§ **Task prompt**:
Pictures are to be excluded. Please print only the lines from the one containing "What text is on this page?" through the end of the data, exactly as they appear.

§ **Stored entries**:
=======

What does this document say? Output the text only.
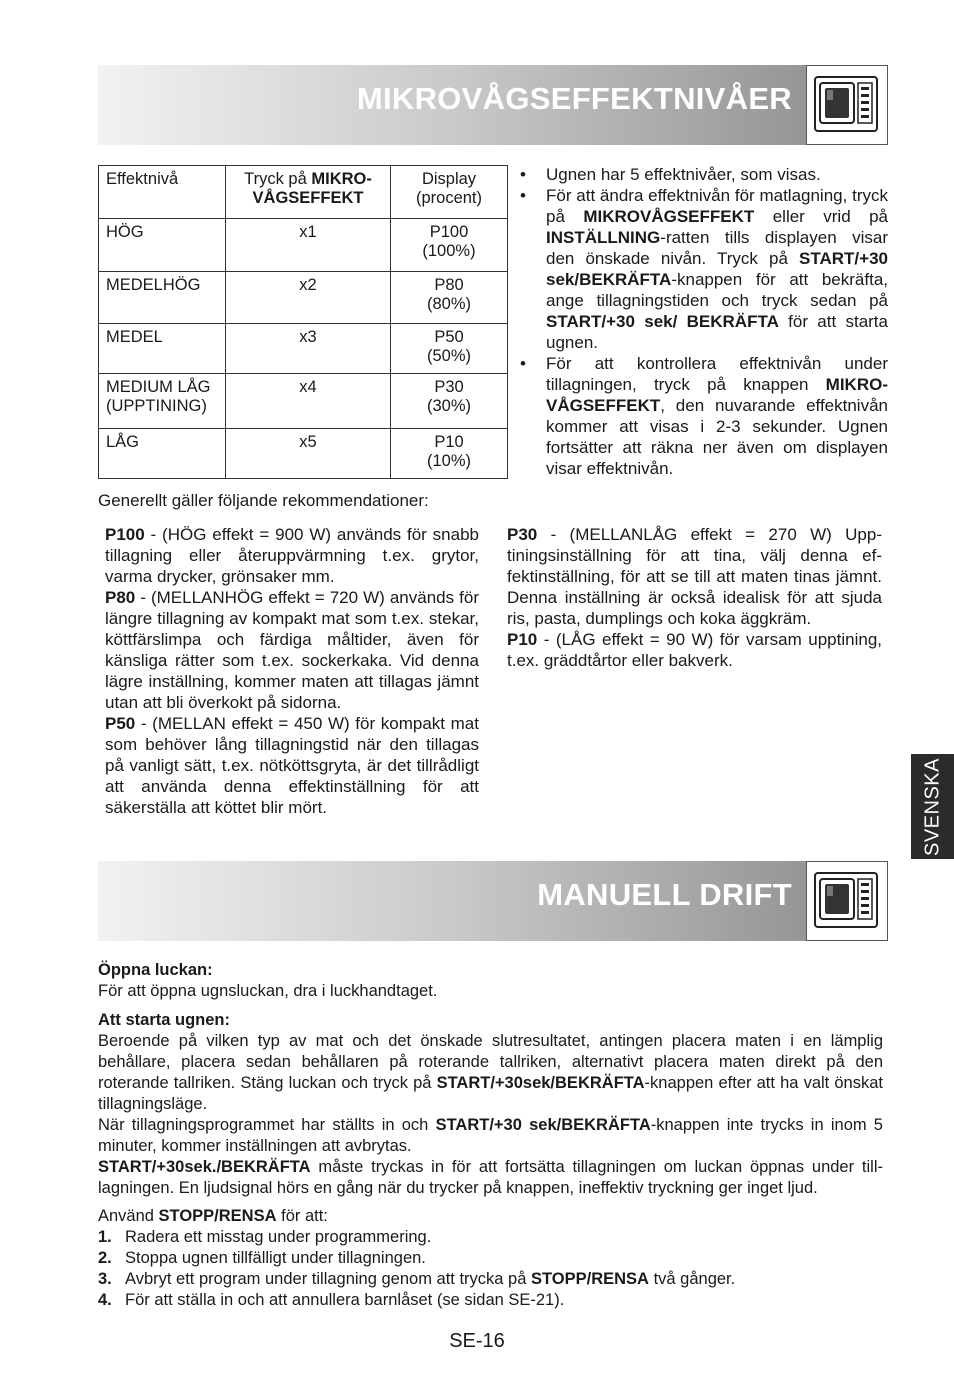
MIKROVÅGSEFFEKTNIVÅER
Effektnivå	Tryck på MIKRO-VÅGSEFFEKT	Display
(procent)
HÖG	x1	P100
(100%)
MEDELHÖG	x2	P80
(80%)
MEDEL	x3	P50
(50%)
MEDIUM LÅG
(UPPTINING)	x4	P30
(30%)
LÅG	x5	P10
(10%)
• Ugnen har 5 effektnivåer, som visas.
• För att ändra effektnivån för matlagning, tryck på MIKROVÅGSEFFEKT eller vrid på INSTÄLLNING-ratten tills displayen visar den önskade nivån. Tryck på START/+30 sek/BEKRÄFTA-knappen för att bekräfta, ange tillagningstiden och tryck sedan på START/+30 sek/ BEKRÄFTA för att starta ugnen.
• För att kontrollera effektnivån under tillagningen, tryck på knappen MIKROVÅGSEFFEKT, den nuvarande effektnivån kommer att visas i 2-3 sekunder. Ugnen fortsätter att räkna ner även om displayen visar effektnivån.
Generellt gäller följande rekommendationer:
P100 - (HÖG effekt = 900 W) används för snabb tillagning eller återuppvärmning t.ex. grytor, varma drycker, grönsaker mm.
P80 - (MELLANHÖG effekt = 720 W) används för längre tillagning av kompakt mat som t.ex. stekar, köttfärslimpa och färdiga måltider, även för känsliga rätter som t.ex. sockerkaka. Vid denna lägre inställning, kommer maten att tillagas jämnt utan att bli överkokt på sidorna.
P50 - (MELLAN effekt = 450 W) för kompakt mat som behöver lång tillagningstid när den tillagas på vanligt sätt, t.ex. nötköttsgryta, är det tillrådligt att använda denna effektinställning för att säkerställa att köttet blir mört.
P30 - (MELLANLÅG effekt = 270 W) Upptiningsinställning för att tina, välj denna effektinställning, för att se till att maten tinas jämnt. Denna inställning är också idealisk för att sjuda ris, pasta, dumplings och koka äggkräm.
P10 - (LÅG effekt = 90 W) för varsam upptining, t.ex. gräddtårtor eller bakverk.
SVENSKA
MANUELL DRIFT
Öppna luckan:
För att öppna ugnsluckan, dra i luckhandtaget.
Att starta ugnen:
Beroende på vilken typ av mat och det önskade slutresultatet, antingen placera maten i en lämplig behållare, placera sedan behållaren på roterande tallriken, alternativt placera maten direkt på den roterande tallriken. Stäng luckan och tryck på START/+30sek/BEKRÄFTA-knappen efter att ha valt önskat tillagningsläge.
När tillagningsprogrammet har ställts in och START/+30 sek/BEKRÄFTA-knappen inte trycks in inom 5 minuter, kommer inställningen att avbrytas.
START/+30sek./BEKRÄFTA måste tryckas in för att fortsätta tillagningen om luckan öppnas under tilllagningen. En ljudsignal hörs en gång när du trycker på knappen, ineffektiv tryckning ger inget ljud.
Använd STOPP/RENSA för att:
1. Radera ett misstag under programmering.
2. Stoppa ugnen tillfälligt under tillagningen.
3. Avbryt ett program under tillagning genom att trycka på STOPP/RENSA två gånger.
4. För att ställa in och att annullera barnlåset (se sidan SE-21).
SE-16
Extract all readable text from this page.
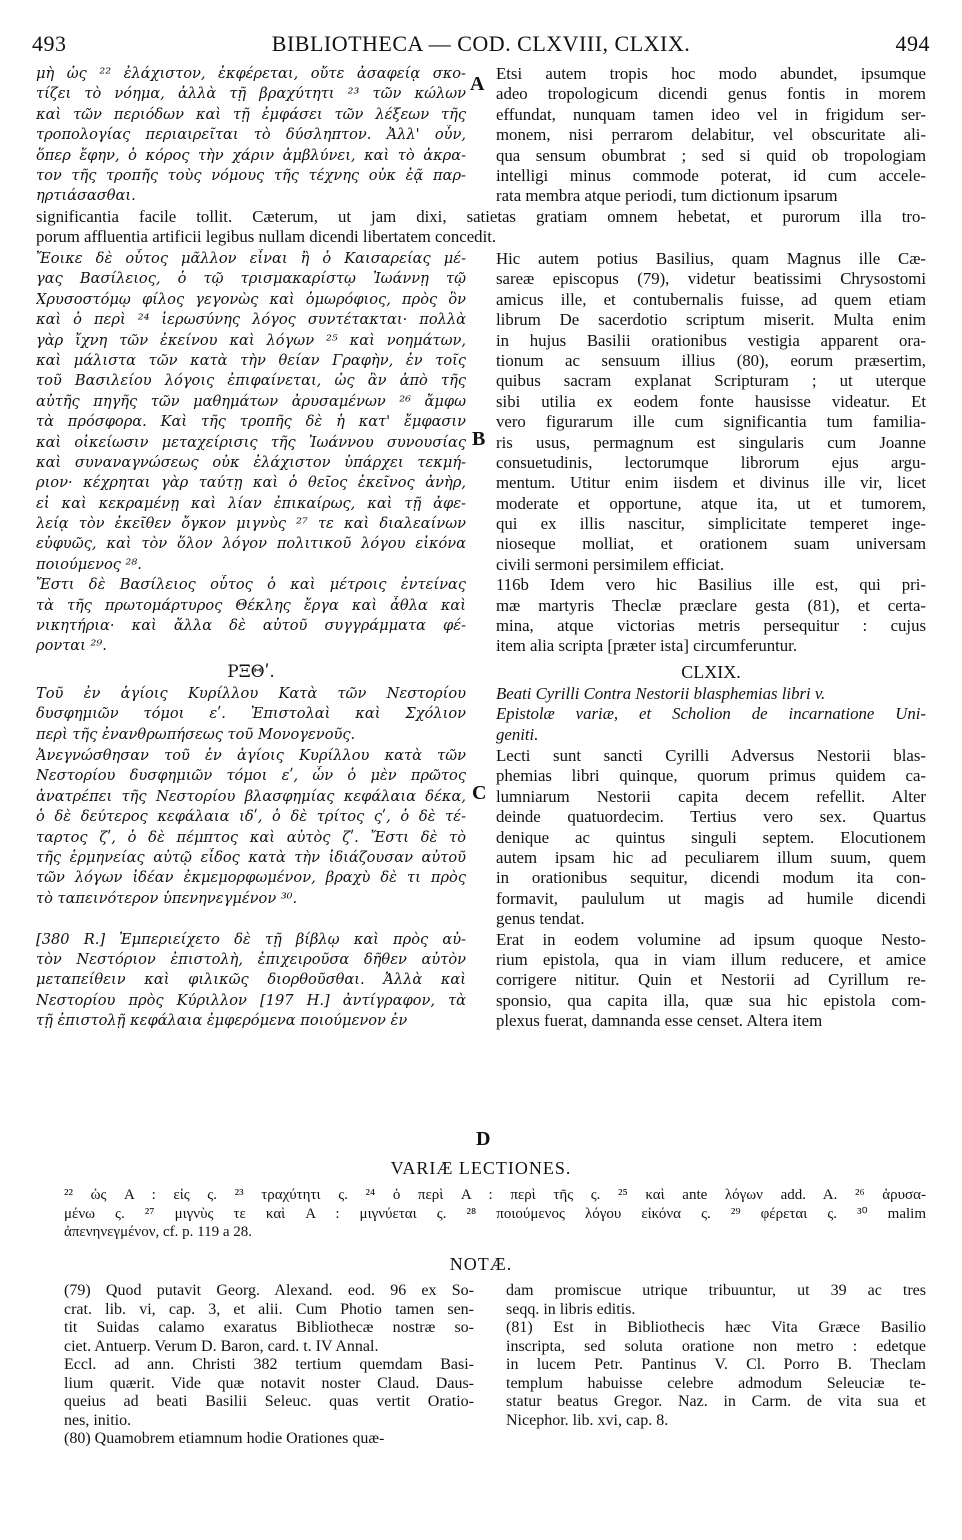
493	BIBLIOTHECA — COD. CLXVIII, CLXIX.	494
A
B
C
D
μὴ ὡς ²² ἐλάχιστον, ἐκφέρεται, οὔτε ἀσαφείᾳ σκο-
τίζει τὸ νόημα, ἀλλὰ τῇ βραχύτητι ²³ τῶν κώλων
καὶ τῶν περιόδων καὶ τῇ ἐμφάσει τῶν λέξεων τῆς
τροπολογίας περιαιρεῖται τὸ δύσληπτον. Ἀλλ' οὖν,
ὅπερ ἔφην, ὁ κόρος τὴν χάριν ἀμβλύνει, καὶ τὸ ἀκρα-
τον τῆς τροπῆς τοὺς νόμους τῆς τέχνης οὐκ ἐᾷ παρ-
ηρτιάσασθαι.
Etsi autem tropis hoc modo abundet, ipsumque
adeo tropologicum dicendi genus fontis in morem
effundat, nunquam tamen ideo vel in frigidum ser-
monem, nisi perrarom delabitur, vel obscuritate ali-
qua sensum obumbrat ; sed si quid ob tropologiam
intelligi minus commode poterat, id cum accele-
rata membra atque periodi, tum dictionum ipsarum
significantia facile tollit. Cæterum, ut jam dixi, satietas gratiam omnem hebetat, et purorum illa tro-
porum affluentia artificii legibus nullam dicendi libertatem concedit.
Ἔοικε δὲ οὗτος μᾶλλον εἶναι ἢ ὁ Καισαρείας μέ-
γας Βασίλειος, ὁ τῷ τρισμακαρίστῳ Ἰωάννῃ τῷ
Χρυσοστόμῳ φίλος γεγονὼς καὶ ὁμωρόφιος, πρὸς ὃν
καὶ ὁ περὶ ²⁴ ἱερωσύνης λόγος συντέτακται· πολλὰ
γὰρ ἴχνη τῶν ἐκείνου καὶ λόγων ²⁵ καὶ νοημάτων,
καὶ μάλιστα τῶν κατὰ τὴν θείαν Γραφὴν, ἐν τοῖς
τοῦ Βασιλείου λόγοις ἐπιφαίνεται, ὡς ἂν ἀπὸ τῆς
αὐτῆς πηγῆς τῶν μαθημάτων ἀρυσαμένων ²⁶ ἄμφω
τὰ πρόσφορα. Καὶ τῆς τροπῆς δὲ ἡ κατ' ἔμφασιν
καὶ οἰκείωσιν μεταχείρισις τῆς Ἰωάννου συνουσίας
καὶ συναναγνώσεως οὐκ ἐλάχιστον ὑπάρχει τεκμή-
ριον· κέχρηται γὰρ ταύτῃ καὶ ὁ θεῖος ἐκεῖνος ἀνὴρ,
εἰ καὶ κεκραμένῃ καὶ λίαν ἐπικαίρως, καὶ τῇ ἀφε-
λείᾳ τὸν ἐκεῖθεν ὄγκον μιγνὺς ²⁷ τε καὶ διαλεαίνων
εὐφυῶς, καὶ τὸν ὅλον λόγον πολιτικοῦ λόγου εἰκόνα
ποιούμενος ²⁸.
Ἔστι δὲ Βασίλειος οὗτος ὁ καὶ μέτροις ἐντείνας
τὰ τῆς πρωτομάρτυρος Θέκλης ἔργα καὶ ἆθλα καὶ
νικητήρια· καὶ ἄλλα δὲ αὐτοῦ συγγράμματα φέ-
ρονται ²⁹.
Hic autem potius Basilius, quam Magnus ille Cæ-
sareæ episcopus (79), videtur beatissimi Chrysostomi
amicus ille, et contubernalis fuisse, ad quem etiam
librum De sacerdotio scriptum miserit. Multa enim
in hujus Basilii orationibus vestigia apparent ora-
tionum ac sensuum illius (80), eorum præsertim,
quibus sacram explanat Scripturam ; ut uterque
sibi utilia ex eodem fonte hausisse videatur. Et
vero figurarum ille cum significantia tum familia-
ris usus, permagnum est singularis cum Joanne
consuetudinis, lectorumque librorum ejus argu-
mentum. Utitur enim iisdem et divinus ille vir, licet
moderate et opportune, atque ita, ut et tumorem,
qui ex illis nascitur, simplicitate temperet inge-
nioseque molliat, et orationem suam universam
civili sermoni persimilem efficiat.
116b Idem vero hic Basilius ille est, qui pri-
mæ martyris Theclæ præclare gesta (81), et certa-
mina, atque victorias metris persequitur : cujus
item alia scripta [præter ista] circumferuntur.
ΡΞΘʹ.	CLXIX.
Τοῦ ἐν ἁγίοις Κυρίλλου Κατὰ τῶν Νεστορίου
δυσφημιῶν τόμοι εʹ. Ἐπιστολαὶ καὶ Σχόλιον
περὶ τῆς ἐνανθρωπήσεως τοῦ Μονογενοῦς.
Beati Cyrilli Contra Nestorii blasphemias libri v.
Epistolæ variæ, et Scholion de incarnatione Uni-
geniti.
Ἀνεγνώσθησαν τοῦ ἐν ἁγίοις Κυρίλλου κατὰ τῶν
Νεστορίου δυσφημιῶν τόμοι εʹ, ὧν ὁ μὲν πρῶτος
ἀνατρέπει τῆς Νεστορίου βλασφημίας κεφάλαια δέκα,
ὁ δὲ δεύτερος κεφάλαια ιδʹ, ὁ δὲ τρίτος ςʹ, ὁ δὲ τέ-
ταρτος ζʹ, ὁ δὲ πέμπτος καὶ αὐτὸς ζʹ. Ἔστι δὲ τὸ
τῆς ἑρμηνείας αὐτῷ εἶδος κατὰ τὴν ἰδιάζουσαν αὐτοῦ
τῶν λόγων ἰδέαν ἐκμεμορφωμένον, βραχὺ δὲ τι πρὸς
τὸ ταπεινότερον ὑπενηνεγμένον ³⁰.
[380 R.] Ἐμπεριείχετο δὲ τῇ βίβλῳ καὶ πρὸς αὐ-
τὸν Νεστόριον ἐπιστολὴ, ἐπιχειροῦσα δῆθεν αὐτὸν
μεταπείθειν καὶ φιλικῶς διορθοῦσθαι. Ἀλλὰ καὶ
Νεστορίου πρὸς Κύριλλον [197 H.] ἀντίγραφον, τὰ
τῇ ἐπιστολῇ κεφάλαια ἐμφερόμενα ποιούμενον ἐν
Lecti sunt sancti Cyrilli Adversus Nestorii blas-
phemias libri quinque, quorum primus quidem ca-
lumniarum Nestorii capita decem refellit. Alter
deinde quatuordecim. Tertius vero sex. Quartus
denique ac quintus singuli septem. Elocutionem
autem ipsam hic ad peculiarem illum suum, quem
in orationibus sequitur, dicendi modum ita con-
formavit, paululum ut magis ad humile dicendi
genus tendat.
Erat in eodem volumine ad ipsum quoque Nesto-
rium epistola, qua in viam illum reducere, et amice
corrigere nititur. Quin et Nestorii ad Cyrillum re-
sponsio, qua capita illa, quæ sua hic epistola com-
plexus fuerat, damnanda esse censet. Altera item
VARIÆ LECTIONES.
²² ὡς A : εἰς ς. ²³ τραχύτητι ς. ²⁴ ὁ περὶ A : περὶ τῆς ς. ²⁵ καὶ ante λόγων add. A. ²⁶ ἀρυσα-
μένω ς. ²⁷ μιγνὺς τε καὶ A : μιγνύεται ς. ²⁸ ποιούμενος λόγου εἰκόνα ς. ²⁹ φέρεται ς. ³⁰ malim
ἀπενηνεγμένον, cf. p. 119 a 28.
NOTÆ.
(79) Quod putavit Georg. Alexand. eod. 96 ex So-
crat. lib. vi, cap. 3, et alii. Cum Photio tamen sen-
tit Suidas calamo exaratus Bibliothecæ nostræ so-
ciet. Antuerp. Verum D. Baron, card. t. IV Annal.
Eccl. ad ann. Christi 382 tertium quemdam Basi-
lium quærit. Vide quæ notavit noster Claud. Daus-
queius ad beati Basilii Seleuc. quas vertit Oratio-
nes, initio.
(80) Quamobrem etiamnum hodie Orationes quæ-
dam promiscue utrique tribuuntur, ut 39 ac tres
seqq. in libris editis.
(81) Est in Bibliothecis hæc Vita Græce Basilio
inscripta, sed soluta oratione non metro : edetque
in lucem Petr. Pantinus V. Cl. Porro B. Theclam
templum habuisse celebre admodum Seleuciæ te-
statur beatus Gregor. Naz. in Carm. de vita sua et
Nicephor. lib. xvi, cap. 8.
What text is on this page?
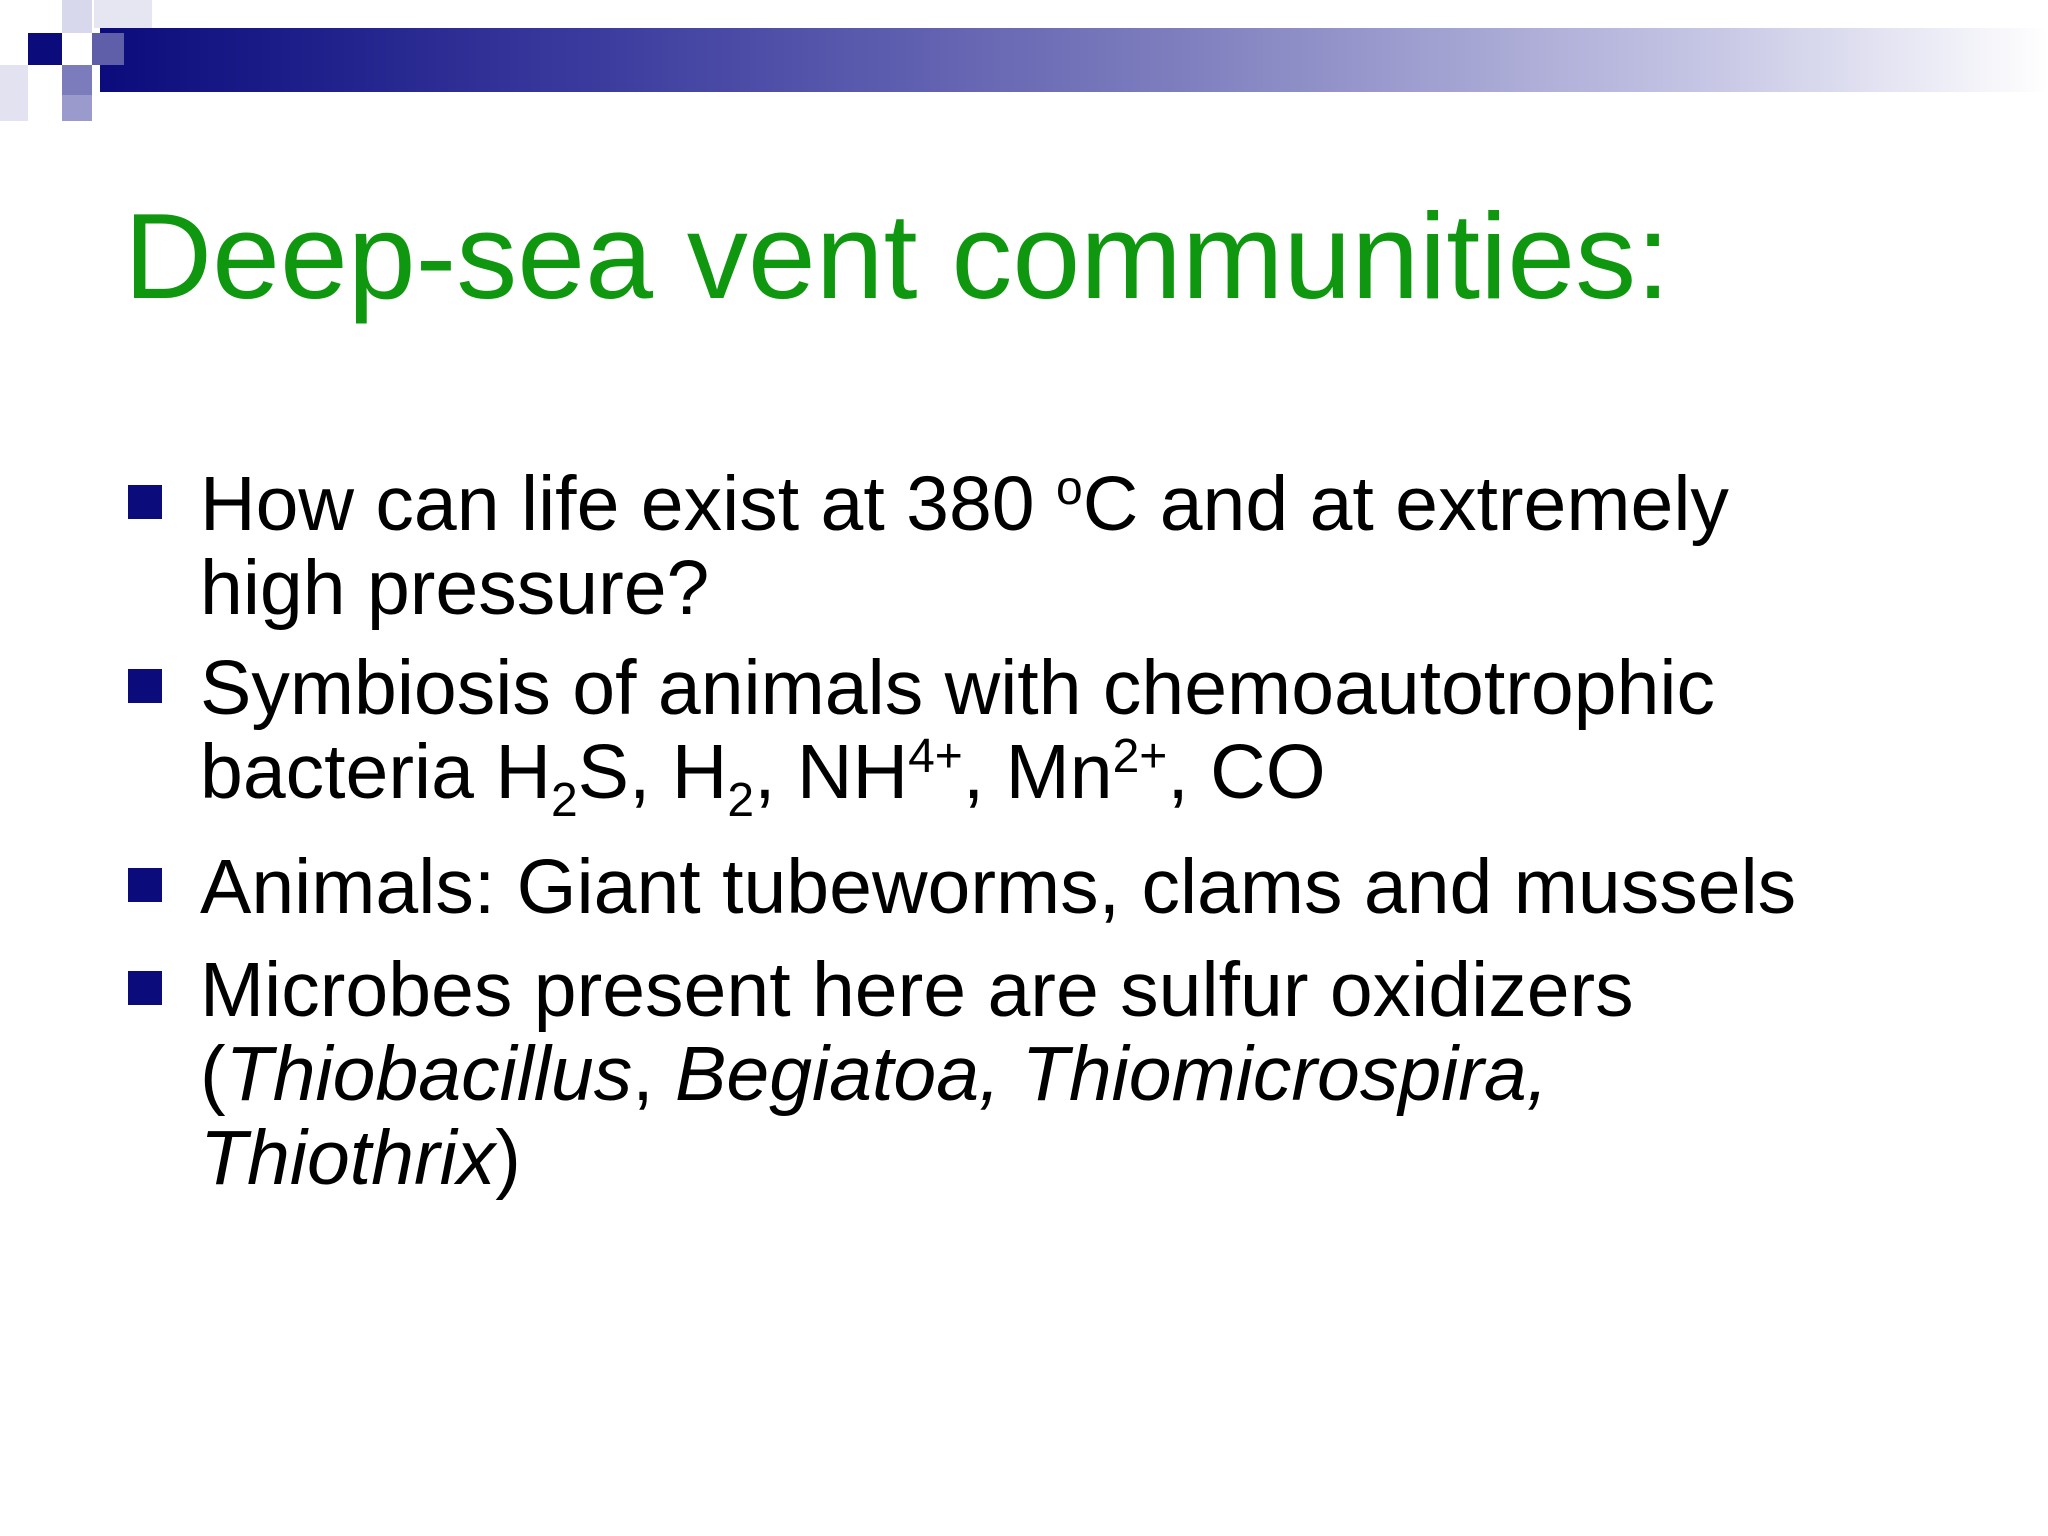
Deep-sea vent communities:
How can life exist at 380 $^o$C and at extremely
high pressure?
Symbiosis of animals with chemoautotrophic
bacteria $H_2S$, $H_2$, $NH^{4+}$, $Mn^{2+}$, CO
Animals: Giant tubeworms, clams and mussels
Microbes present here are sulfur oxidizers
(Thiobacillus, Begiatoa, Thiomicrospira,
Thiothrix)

=======

§ **Written response**:
What text is on this page?
Deep-sea vent communities:
How can life exist at 380 $^o$C and at extremely
high pressure?
Symbiosis of animals with chemoautotrophic
bacteria $H_2S$, $H_2$, $NH^{4+}$, $Mn^{2+}$, CO
Animals: Giant tubeworms, clams and mussels
Microbes present here are sulfur oxidizers
(Thiobacillus, Begiatoa, Thiomicrospira,
Thiothrix)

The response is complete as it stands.